Copy out all lines in the data below containing the string "的决定性意义".

→ **Stored records**:

⁂

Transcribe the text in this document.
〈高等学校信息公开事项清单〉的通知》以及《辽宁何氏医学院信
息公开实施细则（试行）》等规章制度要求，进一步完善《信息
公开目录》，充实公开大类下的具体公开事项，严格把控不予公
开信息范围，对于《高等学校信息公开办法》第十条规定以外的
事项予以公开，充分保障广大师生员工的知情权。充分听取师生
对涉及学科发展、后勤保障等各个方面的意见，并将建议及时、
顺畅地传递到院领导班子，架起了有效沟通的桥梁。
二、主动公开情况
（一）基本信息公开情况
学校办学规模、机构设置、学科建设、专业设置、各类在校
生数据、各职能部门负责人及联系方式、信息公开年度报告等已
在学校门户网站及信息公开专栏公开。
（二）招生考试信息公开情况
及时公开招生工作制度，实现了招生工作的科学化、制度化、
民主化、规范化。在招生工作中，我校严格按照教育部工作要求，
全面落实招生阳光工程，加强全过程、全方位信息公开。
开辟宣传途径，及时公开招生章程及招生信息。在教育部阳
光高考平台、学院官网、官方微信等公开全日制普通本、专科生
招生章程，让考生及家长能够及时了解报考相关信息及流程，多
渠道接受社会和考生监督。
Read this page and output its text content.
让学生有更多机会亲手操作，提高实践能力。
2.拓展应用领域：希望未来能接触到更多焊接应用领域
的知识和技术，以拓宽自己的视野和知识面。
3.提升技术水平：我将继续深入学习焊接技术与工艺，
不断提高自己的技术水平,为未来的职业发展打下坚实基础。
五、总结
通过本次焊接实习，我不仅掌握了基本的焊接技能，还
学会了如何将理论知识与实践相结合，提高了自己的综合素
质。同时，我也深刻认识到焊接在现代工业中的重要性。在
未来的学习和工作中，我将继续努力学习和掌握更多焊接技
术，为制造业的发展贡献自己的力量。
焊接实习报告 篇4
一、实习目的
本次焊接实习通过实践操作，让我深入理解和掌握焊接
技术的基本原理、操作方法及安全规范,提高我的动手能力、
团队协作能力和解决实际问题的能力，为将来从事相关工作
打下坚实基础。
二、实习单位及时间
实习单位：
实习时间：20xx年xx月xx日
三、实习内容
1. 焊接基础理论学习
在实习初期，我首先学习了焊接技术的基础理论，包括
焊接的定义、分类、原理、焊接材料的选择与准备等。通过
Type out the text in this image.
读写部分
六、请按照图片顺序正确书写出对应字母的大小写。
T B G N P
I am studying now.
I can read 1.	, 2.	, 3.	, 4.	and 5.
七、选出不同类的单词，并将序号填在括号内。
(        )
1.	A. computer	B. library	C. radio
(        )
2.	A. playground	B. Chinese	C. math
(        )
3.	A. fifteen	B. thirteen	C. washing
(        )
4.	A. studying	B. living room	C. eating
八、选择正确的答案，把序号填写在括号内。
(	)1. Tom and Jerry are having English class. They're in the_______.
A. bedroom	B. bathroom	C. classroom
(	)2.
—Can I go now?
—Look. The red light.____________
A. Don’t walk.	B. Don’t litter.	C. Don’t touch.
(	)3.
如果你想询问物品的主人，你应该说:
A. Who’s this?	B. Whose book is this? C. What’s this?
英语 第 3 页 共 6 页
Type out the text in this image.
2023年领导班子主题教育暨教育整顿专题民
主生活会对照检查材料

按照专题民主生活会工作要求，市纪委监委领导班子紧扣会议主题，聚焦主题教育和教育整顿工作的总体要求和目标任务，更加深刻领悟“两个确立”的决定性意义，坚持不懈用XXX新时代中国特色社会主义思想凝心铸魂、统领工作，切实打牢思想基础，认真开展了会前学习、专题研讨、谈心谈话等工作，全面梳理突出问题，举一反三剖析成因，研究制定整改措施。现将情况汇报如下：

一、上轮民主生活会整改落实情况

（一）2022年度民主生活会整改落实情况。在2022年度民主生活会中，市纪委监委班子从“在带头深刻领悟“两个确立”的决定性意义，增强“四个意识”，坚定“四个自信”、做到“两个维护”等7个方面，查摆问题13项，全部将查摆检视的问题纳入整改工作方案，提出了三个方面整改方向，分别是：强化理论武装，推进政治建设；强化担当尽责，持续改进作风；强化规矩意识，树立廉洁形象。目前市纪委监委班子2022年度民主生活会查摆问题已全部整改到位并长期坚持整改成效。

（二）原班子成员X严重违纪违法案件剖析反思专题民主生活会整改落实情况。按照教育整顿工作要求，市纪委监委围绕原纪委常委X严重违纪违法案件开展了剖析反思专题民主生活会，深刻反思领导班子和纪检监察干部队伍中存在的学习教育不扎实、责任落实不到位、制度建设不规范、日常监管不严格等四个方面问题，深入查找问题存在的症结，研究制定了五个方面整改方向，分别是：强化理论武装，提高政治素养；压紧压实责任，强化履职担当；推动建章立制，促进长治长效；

⁂

→ **In response**:
按照专题民主生活会工作要求，市纪委监委领导班子紧扣会议主题，聚焦主题教育和教育整顿工作的总体要求和目标任务，更加深刻领悟“两个确立”的决定性意义，坚持不懈用XXX新时代中国特色社会主义思想凝心铸魂、统领工作，切实打牢思想基础，认真开展了会前学习、专题研讨、谈心谈话等工作，全面梳理突出问题，举一反三剖析成因，研究制定整改措施。现将情况汇报如下：
（一）2022年度民主生活会整改落实情况。在2022年度民主生活会中，市纪委监委班子从“在带头深刻领悟“两个确立”的决定性意义，增强“四个意识”，坚定“四个自信”、做到“两个维护”等7个方面，查摆问题13项，全部将查摆检视的问题纳入整改工作方案，提出了三个方面整改方向，分别是：强化理论武装，推进政治建设；强化担当尽责，持续改进作风；强化规矩意识，树立廉洁形象。目前市纪委监委班子2022年度民主生活会查摆问题已全部整改到位并长期坚持整改成效。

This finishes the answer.